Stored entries
::::::
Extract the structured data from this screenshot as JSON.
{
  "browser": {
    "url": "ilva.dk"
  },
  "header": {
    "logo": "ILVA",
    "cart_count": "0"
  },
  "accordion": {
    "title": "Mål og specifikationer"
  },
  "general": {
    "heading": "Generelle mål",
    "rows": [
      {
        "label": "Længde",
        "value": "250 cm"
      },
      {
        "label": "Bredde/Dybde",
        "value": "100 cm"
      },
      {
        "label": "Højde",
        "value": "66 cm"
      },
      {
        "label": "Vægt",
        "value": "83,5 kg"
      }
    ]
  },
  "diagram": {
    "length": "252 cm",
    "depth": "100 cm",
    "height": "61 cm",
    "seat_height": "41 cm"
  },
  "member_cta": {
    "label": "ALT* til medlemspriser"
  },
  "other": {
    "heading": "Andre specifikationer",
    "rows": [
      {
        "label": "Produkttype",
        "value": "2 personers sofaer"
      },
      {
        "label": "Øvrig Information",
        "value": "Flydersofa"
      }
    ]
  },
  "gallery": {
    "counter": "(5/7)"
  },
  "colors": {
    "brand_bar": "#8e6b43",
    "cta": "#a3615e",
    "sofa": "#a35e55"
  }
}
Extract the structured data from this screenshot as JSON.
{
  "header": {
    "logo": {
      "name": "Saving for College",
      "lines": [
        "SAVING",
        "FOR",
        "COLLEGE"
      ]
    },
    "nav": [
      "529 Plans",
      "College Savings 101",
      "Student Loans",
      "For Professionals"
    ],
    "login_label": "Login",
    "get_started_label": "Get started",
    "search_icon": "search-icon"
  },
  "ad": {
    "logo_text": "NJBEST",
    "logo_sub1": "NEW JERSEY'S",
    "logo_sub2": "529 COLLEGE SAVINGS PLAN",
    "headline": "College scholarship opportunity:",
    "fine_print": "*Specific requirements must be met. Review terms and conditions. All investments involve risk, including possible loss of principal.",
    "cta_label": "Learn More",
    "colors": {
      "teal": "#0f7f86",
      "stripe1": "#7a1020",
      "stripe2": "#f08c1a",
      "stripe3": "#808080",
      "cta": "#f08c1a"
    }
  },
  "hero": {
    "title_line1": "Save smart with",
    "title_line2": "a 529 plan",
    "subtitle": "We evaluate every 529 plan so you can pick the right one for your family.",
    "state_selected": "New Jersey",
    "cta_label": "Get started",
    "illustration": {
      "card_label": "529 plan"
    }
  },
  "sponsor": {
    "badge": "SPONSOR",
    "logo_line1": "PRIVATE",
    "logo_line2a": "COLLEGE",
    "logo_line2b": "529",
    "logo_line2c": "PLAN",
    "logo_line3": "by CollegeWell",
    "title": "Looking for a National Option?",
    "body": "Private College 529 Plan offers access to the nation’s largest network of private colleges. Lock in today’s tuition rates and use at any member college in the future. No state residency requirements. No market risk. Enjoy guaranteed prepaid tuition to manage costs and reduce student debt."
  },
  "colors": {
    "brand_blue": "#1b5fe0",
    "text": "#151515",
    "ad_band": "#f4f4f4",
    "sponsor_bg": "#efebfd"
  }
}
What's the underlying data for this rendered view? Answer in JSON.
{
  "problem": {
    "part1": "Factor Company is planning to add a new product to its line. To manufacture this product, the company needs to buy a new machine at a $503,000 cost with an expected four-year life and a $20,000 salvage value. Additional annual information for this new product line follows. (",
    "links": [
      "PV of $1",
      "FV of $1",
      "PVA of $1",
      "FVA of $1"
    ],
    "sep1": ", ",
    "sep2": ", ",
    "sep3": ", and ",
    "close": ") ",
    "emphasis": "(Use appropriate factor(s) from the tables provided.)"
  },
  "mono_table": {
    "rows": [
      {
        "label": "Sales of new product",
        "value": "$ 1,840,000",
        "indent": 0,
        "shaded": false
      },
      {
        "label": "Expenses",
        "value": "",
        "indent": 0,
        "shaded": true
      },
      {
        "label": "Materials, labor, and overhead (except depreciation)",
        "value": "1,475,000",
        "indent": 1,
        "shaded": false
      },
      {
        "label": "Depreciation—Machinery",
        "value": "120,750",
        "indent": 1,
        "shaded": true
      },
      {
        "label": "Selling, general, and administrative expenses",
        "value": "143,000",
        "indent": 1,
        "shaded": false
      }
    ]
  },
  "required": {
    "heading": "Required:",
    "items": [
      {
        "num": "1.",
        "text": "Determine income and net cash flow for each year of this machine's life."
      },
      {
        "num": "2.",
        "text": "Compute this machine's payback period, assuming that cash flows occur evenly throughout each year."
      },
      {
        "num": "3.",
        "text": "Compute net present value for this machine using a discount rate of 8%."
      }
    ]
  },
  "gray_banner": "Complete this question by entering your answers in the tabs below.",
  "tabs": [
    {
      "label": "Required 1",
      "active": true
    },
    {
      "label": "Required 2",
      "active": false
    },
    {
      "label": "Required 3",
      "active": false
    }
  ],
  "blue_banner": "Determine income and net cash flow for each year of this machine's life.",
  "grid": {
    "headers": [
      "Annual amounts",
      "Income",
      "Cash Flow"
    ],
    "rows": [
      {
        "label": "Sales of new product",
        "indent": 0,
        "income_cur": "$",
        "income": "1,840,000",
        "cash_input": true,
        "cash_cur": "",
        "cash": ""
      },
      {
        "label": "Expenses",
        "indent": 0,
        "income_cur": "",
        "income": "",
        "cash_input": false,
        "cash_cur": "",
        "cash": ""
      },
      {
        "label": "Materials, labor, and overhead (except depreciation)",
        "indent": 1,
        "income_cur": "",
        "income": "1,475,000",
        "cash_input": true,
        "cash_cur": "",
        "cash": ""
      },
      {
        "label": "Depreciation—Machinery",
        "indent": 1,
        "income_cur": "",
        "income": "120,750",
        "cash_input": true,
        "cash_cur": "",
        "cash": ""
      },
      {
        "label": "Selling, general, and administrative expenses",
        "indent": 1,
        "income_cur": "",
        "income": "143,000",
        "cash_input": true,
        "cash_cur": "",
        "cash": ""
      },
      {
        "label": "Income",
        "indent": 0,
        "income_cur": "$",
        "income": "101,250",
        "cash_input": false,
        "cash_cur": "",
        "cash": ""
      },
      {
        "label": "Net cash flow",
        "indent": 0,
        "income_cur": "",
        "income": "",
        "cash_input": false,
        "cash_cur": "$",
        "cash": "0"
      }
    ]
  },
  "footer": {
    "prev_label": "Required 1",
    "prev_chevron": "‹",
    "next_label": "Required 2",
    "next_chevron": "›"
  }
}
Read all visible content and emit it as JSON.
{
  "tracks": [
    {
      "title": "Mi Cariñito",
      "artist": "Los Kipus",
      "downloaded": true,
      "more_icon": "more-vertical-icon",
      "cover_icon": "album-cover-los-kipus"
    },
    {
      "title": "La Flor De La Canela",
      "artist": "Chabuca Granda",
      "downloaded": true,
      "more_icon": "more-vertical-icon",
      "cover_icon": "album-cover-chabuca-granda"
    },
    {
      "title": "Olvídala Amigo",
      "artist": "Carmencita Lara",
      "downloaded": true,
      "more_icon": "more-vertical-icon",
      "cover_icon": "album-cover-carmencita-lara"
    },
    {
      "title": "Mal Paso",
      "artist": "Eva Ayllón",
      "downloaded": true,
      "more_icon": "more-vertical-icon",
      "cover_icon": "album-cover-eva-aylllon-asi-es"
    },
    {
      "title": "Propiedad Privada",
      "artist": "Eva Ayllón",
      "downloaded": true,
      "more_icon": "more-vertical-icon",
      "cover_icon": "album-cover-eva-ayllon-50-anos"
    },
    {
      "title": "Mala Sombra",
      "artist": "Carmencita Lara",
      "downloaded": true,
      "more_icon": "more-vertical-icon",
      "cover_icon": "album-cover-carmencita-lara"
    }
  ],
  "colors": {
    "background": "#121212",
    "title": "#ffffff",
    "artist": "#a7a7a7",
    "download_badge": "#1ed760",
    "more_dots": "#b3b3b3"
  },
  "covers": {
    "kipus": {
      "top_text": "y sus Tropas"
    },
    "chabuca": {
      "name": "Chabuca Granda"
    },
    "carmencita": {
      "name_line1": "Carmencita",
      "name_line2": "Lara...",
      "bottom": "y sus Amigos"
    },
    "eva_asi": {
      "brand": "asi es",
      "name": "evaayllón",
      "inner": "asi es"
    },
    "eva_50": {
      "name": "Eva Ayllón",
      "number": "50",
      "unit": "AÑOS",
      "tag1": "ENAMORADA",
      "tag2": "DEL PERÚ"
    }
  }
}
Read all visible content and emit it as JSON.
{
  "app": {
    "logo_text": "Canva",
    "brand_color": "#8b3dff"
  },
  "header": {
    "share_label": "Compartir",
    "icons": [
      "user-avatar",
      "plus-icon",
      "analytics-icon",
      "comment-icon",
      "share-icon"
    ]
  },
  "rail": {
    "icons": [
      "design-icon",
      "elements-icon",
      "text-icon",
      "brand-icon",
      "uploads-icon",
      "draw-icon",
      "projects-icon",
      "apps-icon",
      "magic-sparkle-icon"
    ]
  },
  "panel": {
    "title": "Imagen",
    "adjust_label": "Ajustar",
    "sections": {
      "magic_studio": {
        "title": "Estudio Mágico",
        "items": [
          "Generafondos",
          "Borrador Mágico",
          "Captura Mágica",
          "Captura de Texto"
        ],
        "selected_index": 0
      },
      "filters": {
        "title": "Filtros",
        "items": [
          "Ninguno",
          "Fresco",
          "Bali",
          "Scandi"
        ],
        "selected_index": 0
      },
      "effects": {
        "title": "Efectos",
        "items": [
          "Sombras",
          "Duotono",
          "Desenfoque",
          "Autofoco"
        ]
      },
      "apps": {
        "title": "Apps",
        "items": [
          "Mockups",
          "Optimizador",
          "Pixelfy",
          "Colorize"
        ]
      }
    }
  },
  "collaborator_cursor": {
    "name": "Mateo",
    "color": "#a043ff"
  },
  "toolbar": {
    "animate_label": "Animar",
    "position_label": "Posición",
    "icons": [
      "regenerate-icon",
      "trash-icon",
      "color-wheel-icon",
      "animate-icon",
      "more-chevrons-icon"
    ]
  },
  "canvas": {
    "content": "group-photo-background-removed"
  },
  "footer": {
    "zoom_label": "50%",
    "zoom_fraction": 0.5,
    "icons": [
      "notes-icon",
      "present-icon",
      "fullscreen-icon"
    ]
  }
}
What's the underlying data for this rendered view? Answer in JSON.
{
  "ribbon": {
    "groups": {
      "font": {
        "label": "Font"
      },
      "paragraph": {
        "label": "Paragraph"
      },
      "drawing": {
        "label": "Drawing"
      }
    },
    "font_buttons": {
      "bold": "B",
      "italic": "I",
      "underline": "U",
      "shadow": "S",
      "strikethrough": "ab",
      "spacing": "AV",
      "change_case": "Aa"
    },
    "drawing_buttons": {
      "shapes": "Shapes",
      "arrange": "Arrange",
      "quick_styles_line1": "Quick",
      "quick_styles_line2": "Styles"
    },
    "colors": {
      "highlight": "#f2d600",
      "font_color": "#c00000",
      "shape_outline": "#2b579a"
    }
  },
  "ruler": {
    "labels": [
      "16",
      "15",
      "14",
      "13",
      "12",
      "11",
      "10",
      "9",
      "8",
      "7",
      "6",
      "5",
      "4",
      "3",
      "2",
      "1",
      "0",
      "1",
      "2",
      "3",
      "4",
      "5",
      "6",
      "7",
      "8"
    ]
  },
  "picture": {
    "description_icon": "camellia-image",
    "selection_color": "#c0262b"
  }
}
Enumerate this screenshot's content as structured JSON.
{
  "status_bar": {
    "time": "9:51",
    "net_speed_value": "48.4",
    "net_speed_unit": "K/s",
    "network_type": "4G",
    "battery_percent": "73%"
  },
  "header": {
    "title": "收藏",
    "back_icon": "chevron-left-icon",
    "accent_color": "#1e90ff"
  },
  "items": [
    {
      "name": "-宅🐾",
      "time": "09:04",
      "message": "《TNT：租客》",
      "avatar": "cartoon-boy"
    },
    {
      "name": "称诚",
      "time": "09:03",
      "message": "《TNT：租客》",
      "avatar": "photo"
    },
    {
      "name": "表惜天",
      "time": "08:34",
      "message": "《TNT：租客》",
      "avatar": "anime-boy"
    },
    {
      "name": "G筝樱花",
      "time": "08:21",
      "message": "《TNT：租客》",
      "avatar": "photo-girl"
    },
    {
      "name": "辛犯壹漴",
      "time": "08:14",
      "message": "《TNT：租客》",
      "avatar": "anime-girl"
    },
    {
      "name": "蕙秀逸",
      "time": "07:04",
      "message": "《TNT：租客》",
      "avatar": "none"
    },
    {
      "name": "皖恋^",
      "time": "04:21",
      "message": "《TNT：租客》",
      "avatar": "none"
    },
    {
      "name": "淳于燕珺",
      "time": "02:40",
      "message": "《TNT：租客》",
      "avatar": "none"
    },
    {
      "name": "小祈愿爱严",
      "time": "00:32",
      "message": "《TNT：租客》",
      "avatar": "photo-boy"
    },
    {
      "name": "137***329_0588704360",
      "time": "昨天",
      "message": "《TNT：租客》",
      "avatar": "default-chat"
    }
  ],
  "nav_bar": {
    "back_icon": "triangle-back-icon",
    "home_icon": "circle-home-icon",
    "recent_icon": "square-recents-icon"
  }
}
::::::
== Instructions to follow ==
Filter for "Determine". Return all lines that hold it.

== Answer to this exercise ==
        "text": "Determine income and net cash flow for each year of this machine's life."
  "blue_banner": "Determine income and net cash flow for each year of this machine's life.",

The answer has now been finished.